[Data excerpts]
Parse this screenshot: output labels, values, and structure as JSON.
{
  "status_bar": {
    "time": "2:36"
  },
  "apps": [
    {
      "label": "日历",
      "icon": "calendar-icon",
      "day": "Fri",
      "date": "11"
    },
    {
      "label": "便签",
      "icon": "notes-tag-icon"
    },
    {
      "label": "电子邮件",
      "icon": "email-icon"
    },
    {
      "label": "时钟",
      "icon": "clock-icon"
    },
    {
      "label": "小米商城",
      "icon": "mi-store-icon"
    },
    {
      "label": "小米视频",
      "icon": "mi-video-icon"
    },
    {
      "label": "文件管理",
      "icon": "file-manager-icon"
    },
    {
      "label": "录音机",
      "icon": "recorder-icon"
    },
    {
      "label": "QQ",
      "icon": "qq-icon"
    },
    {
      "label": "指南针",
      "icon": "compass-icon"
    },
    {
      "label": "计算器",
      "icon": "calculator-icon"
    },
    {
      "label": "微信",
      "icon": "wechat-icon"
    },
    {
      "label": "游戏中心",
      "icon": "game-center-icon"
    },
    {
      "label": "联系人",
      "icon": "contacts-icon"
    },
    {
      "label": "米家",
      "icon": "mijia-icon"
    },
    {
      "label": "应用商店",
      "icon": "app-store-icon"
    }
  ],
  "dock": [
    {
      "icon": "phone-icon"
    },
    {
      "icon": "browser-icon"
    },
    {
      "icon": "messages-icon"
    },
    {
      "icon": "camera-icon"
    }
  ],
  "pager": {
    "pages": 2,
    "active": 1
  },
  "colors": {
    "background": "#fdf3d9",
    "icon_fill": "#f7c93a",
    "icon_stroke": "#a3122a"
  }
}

Request
The records above should be repeated in full, exactly as given.

Solution for this problem
Parse this screenshot: output labels, values, and structure as JSON.
{
  "status_bar": {
    "time": "2:36"
  },
  "apps": [
    {
      "label": "日历",
      "icon": "calendar-icon",
      "day": "Fri",
      "date": "11"
    },
    {
      "label": "便签",
      "icon": "notes-tag-icon"
    },
    {
      "label": "电子邮件",
      "icon": "email-icon"
    },
    {
      "label": "时钟",
      "icon": "clock-icon"
    },
    {
      "label": "小米商城",
      "icon": "mi-store-icon"
    },
    {
      "label": "小米视频",
      "icon": "mi-video-icon"
    },
    {
      "label": "文件管理",
      "icon": "file-manager-icon"
    },
    {
      "label": "录音机",
      "icon": "recorder-icon"
    },
    {
      "label": "QQ",
      "icon": "qq-icon"
    },
    {
      "label": "指南针",
      "icon": "compass-icon"
    },
    {
      "label": "计算器",
      "icon": "calculator-icon"
    },
    {
      "label": "微信",
      "icon": "wechat-icon"
    },
    {
      "label": "游戏中心",
      "icon": "game-center-icon"
    },
    {
      "label": "联系人",
      "icon": "contacts-icon"
    },
    {
      "label": "米家",
      "icon": "mijia-icon"
    },
    {
      "label": "应用商店",
      "icon": "app-store-icon"
    }
  ],
  "dock": [
    {
      "icon": "phone-icon"
    },
    {
      "icon": "browser-icon"
    },
    {
      "icon": "messages-icon"
    },
    {
      "icon": "camera-icon"
    }
  ],
  "pager": {
    "pages": 2,
    "active": 1
  },
  "colors": {
    "background": "#fdf3d9",
    "icon_fill": "#f7c93a",
    "icon_stroke": "#a3122a"
  }
}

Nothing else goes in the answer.